_AIM OF THE EXERCISE_
How many lines of the entries below include the word "robot"? Answer with the number alone.

_INFORMATION SUPPLIED_
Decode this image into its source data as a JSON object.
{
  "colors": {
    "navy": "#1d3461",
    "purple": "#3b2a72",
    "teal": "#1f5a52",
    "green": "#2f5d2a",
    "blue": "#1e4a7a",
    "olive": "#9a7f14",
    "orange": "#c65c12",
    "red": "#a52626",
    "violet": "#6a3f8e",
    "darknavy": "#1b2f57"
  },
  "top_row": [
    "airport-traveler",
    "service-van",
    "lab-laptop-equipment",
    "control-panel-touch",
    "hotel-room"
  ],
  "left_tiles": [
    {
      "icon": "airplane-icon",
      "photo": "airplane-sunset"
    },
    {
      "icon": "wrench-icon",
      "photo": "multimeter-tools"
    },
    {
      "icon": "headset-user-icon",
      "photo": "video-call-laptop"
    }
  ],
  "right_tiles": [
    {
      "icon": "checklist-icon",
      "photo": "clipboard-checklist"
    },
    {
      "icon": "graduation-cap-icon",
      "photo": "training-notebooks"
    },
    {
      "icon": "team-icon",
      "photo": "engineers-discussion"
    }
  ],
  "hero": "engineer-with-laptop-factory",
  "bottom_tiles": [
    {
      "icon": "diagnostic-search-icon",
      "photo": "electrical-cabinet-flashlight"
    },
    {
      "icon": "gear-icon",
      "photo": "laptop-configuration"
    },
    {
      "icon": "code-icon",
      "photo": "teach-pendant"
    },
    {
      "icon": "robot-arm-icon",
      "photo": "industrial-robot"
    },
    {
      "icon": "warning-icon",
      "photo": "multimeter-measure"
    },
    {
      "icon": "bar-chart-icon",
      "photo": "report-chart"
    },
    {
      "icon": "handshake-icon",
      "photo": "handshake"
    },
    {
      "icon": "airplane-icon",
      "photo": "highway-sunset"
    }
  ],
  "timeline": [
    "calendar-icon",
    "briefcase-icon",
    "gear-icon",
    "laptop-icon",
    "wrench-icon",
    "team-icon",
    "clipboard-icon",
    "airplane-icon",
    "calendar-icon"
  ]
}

_THE COMPLETED TASK_
2